Element and coordinate records
────────────────────────────────────────
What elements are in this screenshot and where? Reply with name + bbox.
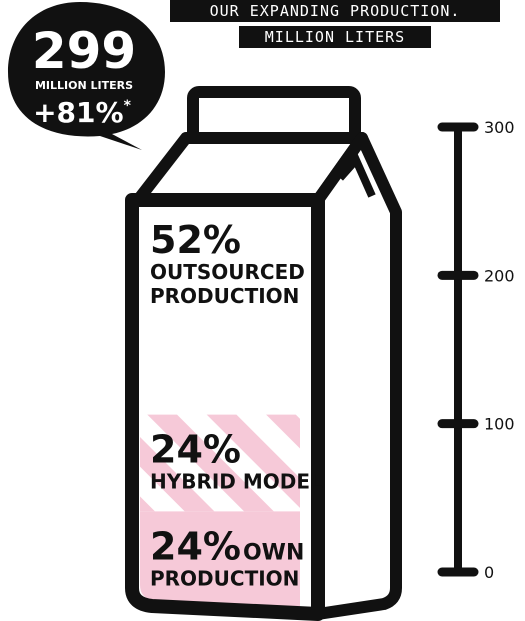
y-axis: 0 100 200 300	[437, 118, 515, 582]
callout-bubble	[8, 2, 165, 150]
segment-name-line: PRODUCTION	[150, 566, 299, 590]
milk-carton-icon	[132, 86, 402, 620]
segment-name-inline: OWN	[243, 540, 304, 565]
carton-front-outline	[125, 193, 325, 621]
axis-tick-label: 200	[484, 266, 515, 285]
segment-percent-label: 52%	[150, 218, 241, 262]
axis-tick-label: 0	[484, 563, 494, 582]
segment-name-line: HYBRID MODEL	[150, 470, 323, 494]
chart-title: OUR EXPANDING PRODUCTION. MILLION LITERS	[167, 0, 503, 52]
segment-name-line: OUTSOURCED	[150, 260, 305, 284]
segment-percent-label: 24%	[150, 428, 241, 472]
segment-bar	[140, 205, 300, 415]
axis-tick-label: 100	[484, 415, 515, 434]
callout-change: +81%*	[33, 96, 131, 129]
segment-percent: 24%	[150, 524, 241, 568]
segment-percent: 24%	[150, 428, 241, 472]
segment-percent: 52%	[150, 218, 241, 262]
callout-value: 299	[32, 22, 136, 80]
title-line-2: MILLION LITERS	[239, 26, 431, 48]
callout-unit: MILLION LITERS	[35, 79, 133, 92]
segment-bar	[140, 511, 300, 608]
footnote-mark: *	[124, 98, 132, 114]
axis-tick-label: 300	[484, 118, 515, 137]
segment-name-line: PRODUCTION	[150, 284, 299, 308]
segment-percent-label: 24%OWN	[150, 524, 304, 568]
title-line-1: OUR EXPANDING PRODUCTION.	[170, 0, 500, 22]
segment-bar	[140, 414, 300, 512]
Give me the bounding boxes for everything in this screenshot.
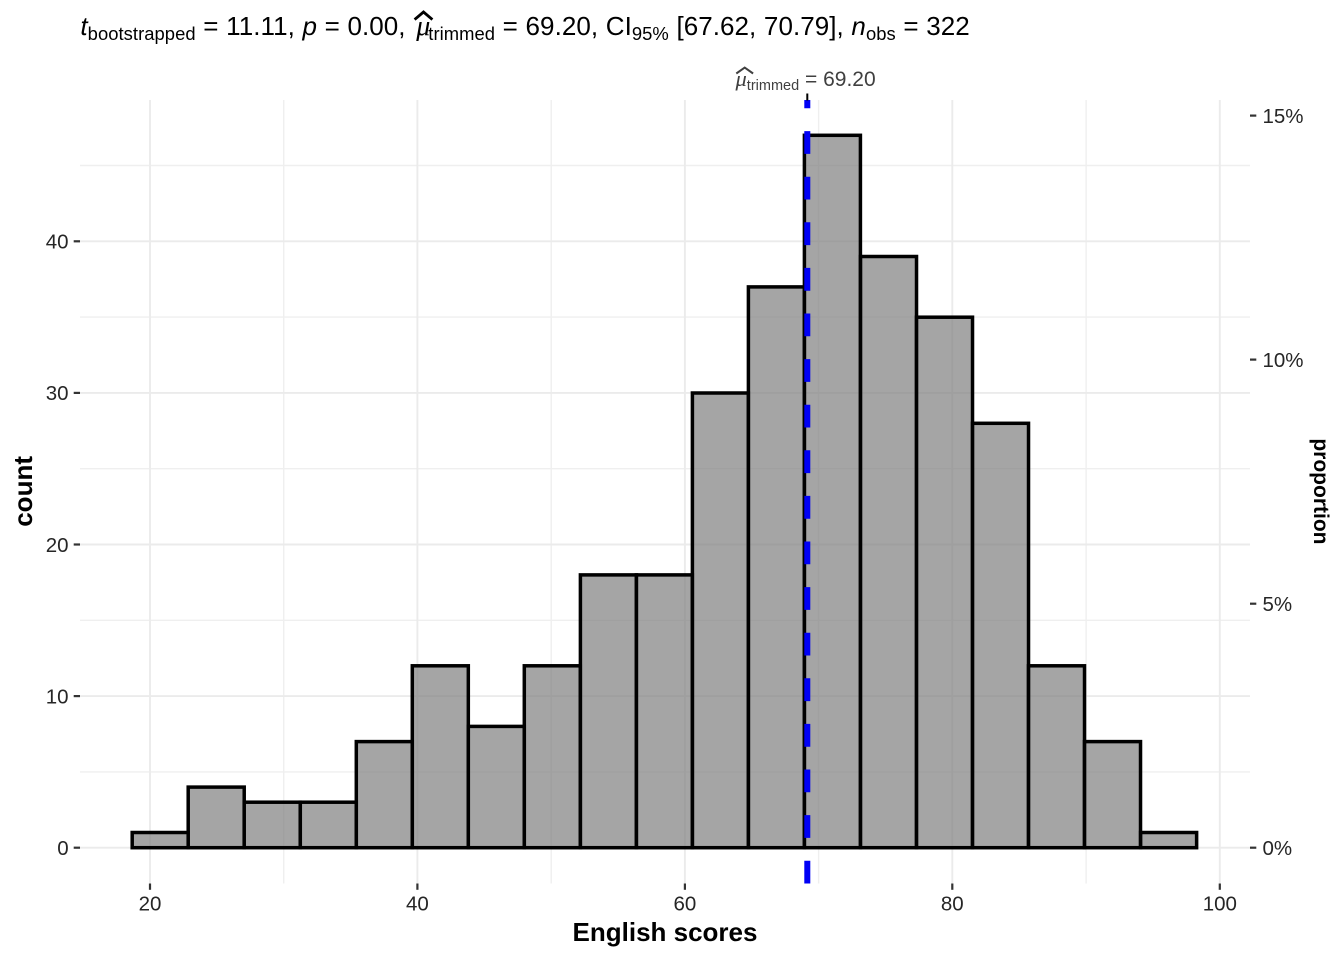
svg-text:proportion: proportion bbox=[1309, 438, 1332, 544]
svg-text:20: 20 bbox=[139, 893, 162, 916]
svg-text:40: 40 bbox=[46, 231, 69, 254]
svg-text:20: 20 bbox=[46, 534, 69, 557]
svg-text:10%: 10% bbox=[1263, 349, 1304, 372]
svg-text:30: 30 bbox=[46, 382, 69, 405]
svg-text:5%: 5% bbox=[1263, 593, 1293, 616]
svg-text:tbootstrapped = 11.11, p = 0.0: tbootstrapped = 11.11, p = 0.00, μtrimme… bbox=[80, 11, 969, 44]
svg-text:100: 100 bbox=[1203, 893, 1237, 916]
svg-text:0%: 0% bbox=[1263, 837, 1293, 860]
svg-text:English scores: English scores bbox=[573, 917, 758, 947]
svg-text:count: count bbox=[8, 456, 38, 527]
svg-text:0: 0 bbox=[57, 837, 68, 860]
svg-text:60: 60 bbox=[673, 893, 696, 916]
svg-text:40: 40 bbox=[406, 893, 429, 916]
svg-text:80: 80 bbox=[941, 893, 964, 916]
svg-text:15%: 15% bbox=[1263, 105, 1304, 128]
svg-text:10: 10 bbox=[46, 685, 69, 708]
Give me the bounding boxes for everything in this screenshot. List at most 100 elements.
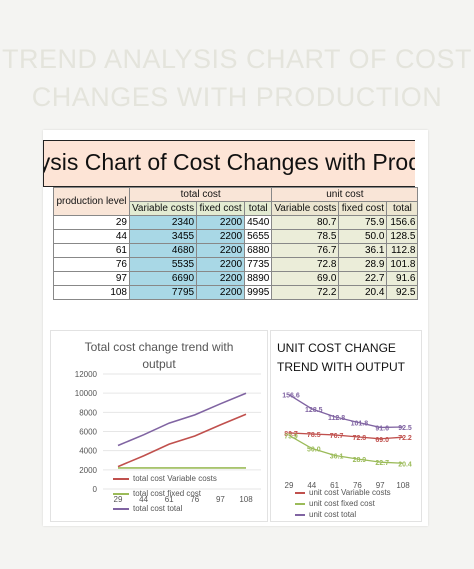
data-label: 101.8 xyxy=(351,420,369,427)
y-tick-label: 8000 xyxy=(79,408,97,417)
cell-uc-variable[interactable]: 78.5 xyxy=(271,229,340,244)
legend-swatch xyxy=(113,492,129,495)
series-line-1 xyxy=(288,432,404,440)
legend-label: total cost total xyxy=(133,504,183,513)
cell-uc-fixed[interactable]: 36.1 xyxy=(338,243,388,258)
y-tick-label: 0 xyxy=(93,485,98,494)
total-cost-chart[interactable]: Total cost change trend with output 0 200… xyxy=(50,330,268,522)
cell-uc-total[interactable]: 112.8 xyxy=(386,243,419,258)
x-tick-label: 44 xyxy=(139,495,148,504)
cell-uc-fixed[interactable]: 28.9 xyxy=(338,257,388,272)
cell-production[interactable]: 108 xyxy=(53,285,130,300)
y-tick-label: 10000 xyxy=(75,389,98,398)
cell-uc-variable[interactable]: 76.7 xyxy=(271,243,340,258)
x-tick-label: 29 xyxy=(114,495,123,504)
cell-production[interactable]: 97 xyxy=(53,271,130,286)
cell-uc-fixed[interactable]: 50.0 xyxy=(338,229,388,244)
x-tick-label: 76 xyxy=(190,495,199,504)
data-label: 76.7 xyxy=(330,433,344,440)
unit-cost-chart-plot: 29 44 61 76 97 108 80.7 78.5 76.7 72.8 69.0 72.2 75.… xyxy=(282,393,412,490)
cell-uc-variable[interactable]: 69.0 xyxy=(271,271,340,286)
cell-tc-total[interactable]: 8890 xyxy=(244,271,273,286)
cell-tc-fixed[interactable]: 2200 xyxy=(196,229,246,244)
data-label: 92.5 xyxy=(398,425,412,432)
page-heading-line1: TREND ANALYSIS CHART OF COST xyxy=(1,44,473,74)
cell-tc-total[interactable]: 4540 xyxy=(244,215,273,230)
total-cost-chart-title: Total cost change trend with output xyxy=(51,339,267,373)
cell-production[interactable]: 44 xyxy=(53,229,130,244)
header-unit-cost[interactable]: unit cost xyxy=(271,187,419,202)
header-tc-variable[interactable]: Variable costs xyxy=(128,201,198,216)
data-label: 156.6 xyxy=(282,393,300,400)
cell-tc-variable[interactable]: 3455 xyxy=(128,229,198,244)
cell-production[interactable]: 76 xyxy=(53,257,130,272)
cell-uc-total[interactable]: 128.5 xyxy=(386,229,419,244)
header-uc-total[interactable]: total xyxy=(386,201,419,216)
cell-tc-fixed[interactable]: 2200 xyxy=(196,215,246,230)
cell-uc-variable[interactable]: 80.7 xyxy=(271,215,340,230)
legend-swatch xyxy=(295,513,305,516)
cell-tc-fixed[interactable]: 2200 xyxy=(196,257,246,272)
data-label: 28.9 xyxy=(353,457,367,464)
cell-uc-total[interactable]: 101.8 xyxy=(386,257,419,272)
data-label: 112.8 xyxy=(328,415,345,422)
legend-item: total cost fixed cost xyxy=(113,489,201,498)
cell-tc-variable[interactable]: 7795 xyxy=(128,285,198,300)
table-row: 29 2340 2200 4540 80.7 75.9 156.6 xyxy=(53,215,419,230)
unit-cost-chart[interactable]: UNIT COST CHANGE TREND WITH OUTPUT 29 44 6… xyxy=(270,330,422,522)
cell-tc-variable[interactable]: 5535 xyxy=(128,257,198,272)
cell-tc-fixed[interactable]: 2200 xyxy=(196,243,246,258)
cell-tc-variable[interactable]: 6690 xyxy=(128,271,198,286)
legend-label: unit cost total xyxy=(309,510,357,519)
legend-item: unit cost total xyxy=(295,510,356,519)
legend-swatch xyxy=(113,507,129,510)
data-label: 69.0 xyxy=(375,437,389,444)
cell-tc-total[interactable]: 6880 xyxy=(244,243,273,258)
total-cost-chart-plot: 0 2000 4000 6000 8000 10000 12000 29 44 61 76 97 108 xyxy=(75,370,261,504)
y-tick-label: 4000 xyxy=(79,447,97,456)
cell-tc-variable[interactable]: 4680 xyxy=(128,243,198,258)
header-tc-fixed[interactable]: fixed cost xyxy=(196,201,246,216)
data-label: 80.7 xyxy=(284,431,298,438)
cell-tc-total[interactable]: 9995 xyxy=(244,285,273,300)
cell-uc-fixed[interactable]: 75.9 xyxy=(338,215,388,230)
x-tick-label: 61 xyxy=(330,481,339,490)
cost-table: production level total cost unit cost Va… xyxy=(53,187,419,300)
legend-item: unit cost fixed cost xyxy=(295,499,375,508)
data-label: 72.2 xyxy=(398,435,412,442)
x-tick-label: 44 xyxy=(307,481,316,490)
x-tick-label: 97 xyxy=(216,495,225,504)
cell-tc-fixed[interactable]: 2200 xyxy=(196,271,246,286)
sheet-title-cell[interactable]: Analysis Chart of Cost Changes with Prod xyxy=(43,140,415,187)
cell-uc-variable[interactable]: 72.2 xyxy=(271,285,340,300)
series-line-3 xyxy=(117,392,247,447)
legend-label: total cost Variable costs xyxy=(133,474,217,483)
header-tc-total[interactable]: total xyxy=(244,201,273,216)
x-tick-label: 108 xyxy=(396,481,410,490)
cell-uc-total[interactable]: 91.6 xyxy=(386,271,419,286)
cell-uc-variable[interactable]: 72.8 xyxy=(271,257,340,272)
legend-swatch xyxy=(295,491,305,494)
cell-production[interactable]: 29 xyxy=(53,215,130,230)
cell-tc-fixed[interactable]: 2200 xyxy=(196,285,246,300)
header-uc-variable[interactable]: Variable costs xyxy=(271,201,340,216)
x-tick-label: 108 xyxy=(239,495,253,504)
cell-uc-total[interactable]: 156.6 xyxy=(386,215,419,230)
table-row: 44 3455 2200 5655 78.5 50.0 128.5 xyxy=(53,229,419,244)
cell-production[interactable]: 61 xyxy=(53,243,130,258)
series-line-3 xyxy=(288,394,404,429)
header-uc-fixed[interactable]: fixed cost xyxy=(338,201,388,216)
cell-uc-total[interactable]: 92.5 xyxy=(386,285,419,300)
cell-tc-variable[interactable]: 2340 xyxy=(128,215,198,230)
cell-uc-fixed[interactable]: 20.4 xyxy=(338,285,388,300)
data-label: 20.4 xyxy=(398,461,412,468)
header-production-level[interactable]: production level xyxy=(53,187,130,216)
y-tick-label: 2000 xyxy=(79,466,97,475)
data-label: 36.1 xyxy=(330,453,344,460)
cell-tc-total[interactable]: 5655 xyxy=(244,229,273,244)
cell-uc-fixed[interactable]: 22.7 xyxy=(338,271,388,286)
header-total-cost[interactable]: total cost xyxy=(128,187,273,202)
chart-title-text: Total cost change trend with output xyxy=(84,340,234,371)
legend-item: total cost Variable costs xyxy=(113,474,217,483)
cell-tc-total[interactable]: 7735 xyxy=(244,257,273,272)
────────────────────────────────────────
• [Prompt]: Copy the data from the line with "data-label: 101.8 xyxy=(351,420,369,427)" to the line with "cell-uc-total[interactable]: 128.5 xyxy=(386,229,419,244)", substituting "value-label" for every "data-label" and keeping everything else the same.

• [Exercise result]:
value-label: 101.8 xyxy=(351,420,369,427)
y-tick-label: 8000 xyxy=(79,408,97,417)
cell-uc-variable[interactable]: 78.5 xyxy=(271,229,340,244)
legend-swatch xyxy=(113,492,129,495)
series-line-1 xyxy=(288,432,404,440)
legend-label: total cost total xyxy=(133,504,183,513)
cell-uc-fixed[interactable]: 36.1 xyxy=(338,243,388,258)
y-tick-label: 0 xyxy=(93,485,98,494)
total-cost-chart[interactable]: Total cost change trend with output 0 200… xyxy=(50,330,268,522)
cell-uc-total[interactable]: 112.8 xyxy=(386,243,419,258)
x-tick-label: 44 xyxy=(139,495,148,504)
cell-uc-fixed[interactable]: 28.9 xyxy=(338,257,388,272)
cell-production[interactable]: 108 xyxy=(53,285,130,300)
y-tick-label: 10000 xyxy=(75,389,98,398)
cell-uc-variable[interactable]: 76.7 xyxy=(271,243,340,258)
x-tick-label: 29 xyxy=(114,495,123,504)
cell-production[interactable]: 97 xyxy=(53,271,130,286)
cell-uc-fixed[interactable]: 50.0 xyxy=(338,229,388,244)
x-tick-label: 76 xyxy=(190,495,199,504)
value-label: 76.7 xyxy=(330,433,344,440)
unit-cost-chart-plot: 29 44 61 76 97 108 80.7 78.5 76.7 72.8 69.0 72.2 75.… xyxy=(282,393,412,490)
cell-uc-variable[interactable]: 69.0 xyxy=(271,271,340,286)
cell-tc-total[interactable]: 8890 xyxy=(244,271,273,286)
cell-tc-fixed[interactable]: 2200 xyxy=(196,229,246,244)
value-label: 92.5 xyxy=(398,425,412,432)
page-heading-line1: TREND ANALYSIS CHART OF COST xyxy=(1,44,473,74)
cell-tc-total[interactable]: 4540 xyxy=(244,215,273,230)
total-cost-chart-title: Total cost change trend with output xyxy=(51,339,267,373)
cell-production[interactable]: 44 xyxy=(53,229,130,244)
header-unit-cost[interactable]: unit cost xyxy=(271,187,419,202)
header-tc-variable[interactable]: Variable costs xyxy=(128,201,198,216)
value-label: 156.6 xyxy=(282,393,300,400)
cell-tc-variable[interactable]: 3455 xyxy=(128,229,198,244)
cell-production[interactable]: 76 xyxy=(53,257,130,272)
cell-uc-total[interactable]: 128.5 xyxy=(386,229,419,244)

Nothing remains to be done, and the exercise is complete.